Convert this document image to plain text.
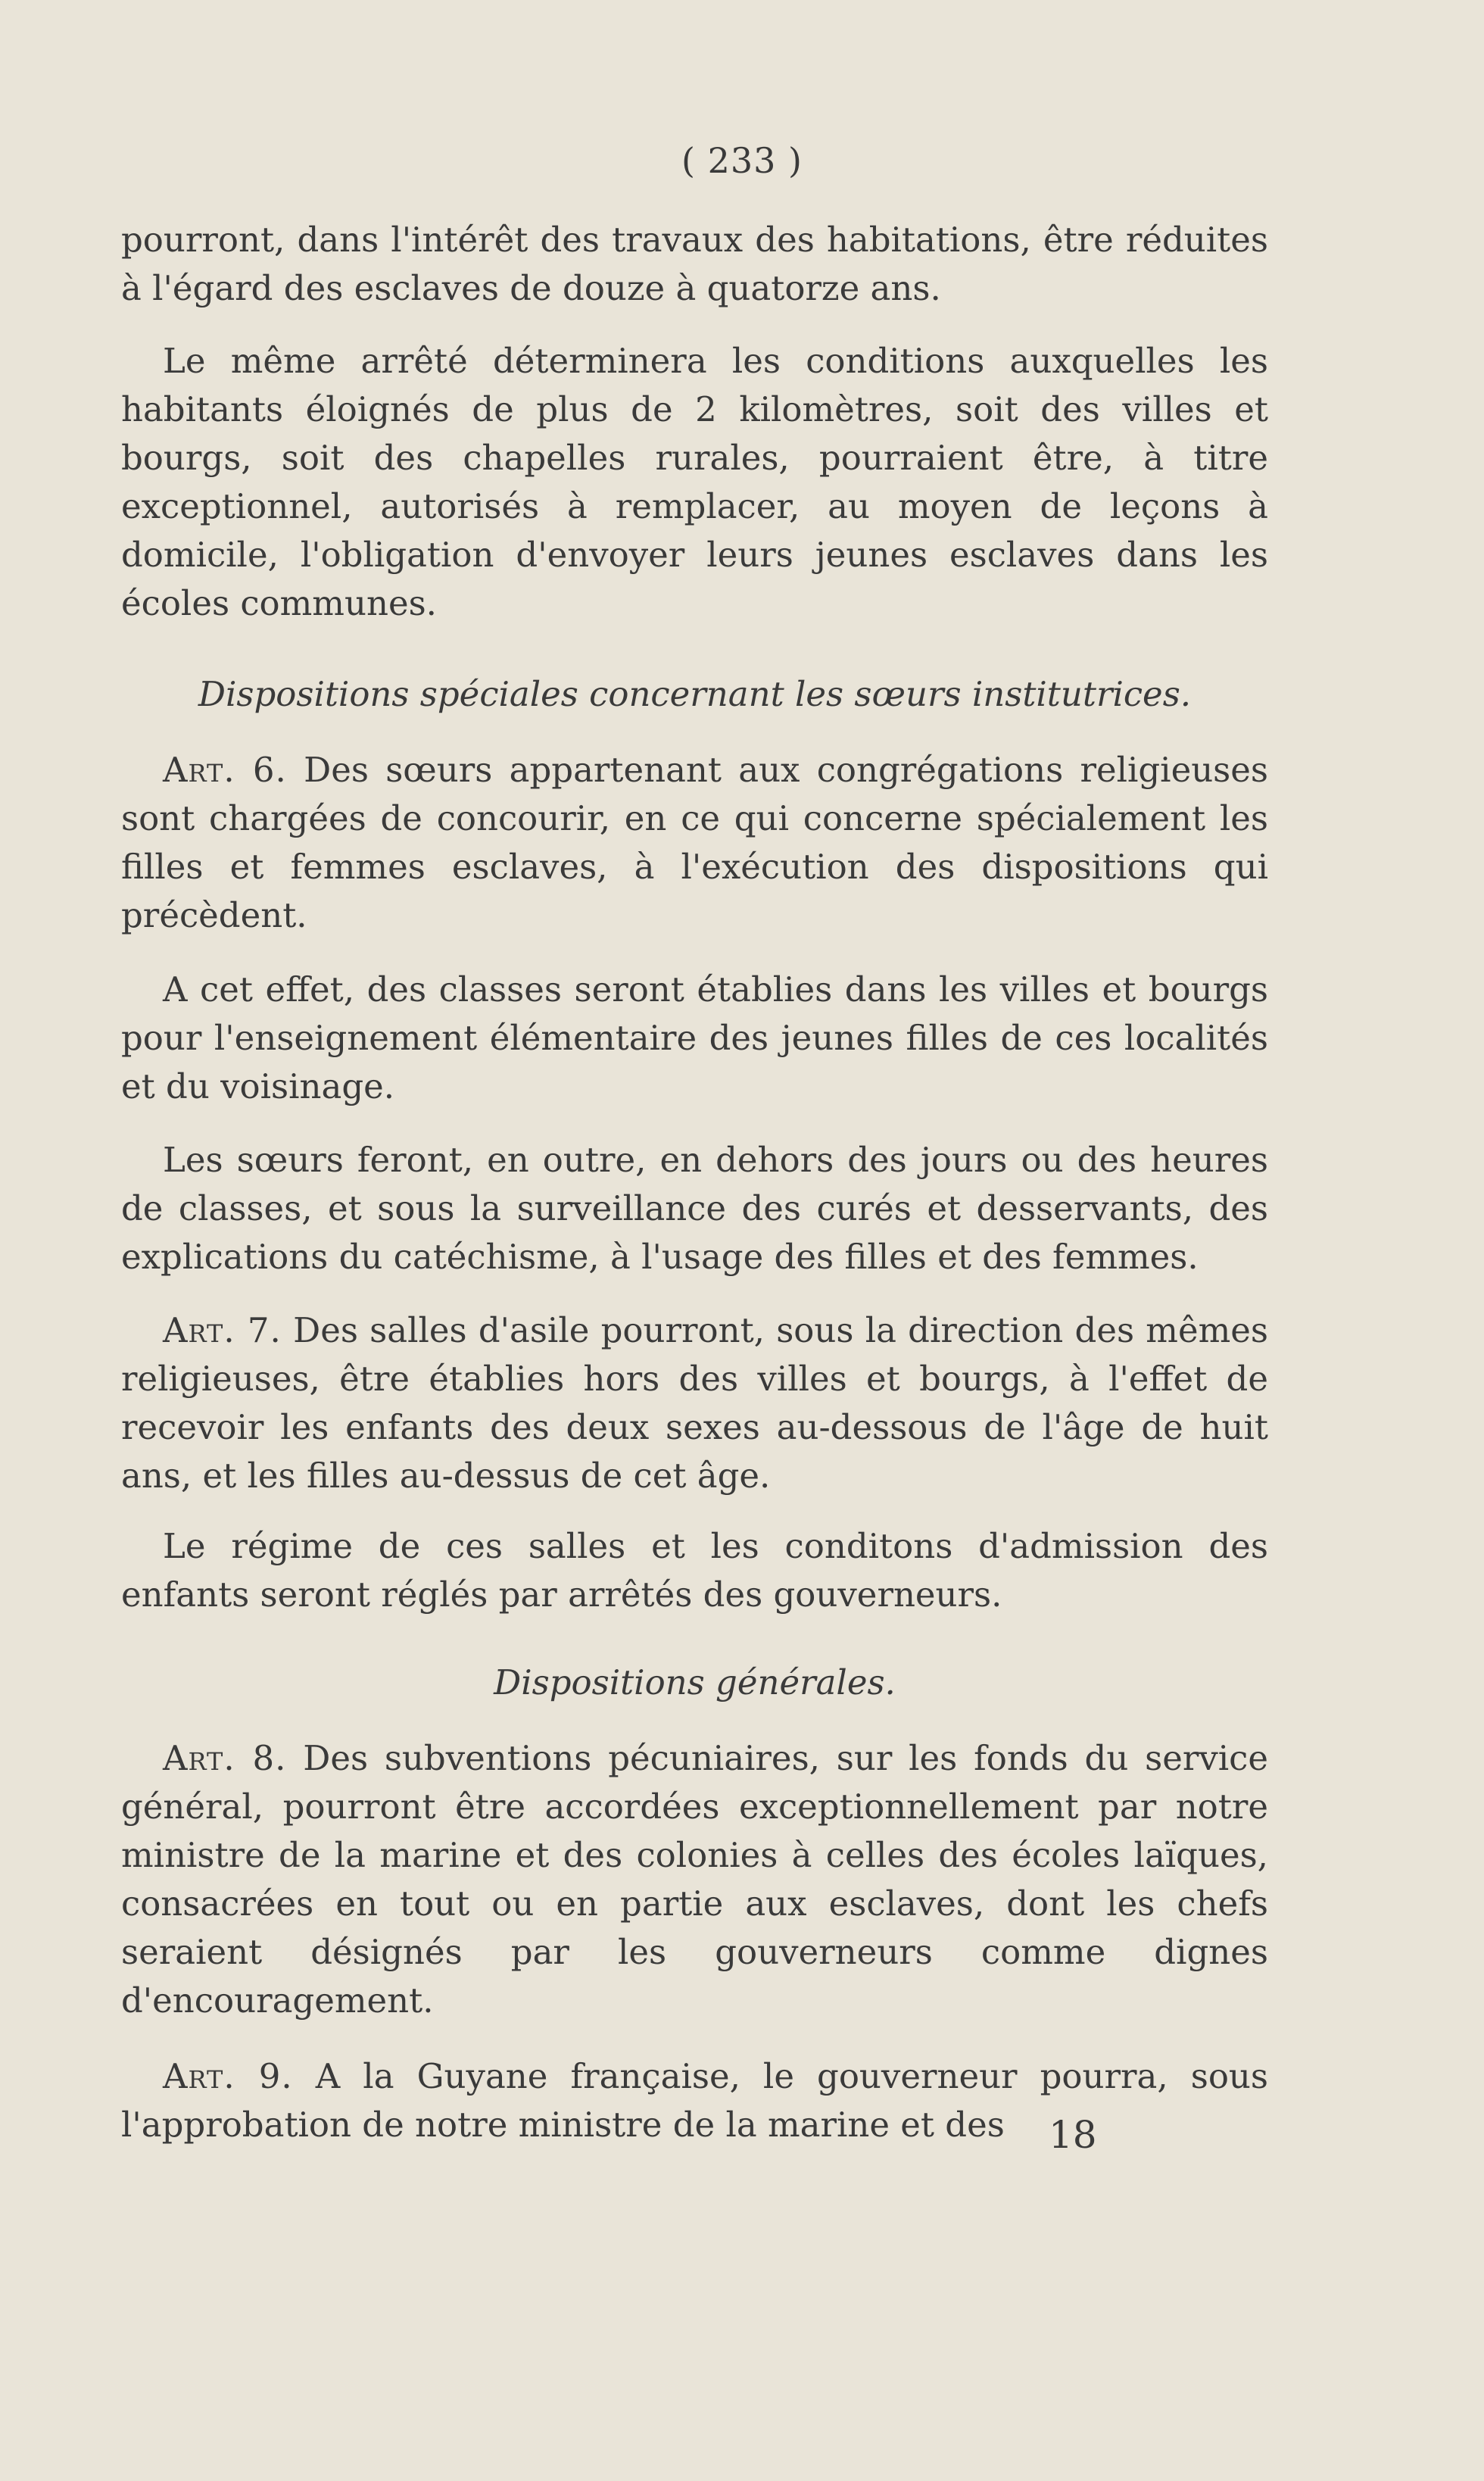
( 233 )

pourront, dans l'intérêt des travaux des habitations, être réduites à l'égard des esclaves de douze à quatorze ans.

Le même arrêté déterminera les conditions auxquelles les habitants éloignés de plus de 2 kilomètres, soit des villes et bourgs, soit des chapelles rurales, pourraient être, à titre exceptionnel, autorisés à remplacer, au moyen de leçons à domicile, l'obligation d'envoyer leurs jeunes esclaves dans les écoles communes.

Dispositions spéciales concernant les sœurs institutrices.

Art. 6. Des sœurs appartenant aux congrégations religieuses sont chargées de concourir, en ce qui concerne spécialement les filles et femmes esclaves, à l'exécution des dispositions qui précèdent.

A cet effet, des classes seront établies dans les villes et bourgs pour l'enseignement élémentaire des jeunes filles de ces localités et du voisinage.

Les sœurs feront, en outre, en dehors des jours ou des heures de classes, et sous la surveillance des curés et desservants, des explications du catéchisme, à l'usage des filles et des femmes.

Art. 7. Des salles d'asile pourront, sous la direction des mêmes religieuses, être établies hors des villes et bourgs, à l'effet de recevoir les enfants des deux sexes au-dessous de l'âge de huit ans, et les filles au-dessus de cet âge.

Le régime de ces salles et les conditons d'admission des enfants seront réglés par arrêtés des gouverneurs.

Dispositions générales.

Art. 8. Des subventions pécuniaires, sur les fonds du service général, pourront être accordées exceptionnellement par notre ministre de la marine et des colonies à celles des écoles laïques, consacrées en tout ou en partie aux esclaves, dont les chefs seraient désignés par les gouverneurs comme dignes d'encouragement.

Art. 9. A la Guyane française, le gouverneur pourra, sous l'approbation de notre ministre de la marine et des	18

==

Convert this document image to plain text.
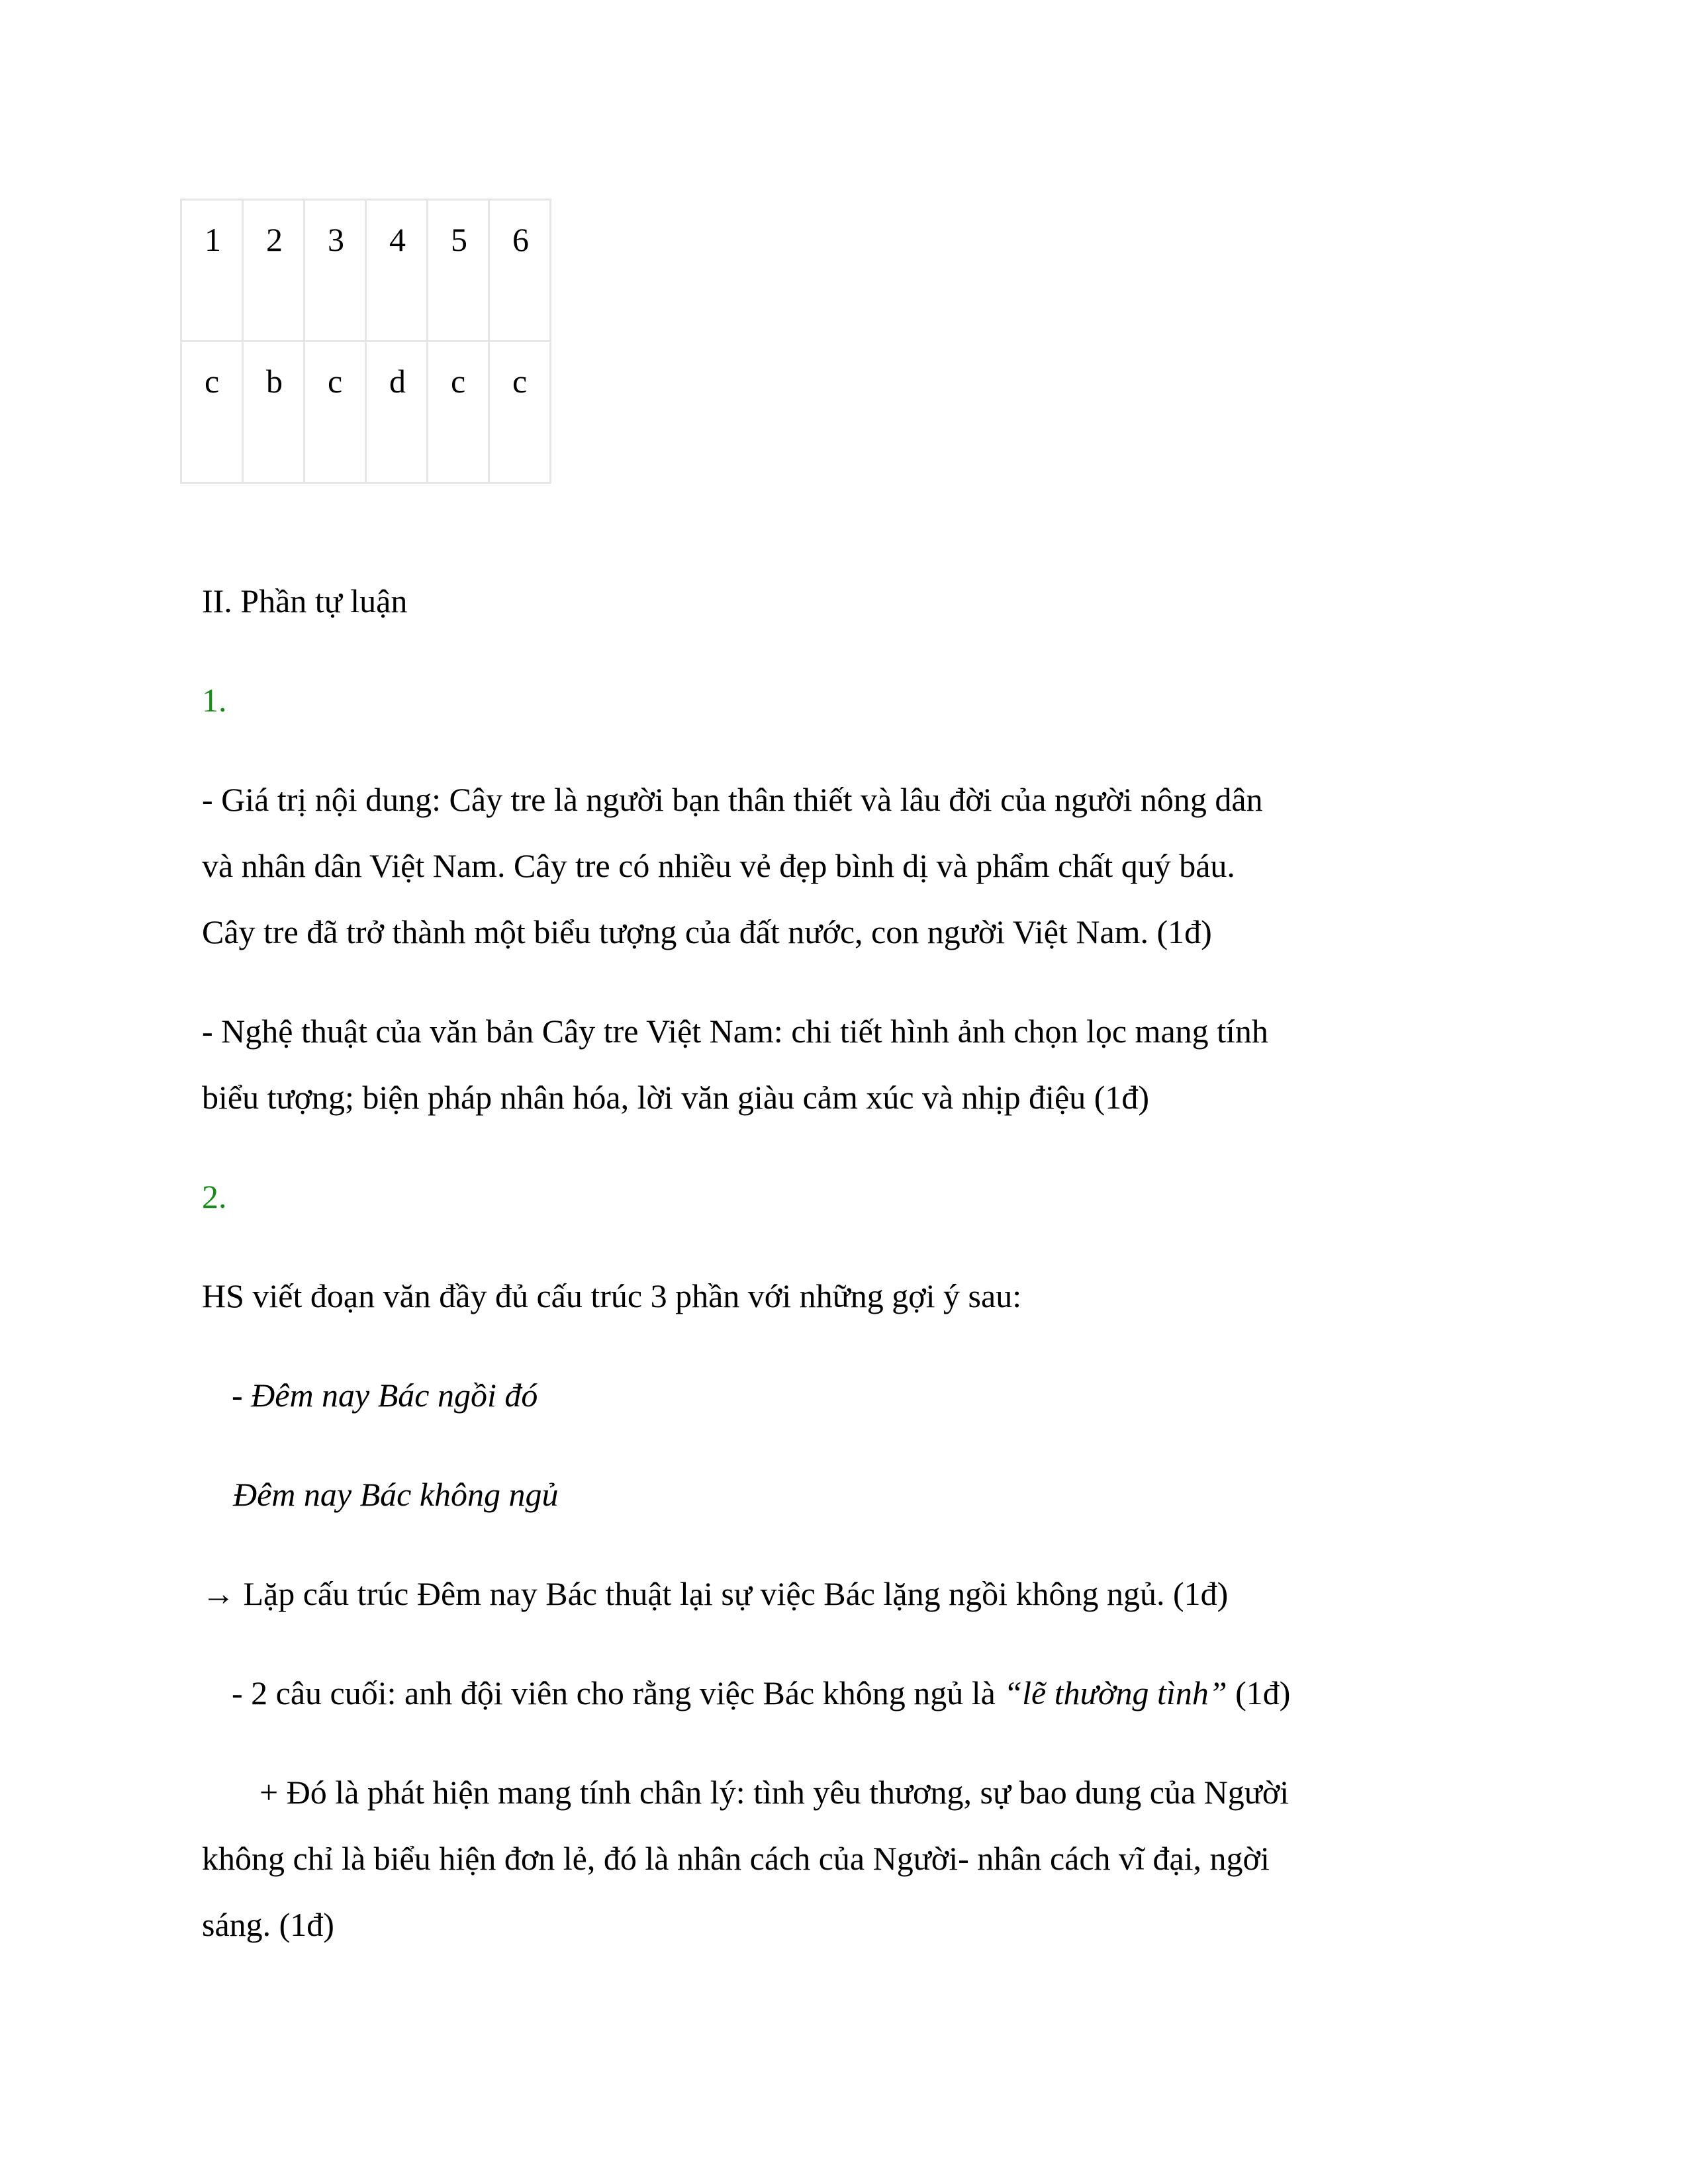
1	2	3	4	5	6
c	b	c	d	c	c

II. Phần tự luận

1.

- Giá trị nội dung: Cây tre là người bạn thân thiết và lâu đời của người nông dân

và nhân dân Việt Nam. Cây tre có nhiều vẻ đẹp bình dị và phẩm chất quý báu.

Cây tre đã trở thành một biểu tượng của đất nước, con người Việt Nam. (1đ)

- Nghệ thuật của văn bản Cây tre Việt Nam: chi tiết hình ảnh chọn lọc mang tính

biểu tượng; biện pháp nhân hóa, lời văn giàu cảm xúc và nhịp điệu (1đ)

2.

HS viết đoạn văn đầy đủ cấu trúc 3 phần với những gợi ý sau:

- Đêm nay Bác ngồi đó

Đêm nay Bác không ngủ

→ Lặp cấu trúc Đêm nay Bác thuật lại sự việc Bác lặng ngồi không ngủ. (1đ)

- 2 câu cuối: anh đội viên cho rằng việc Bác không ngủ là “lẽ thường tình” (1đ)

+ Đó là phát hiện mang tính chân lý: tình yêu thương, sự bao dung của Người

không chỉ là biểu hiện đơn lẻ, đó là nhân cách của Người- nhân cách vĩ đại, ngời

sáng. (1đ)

» WRITTEN REQUEST: Work out the number of lines in this listing that include the word "enfants". Reply with that number only.

» WORKED SOLUTION: 2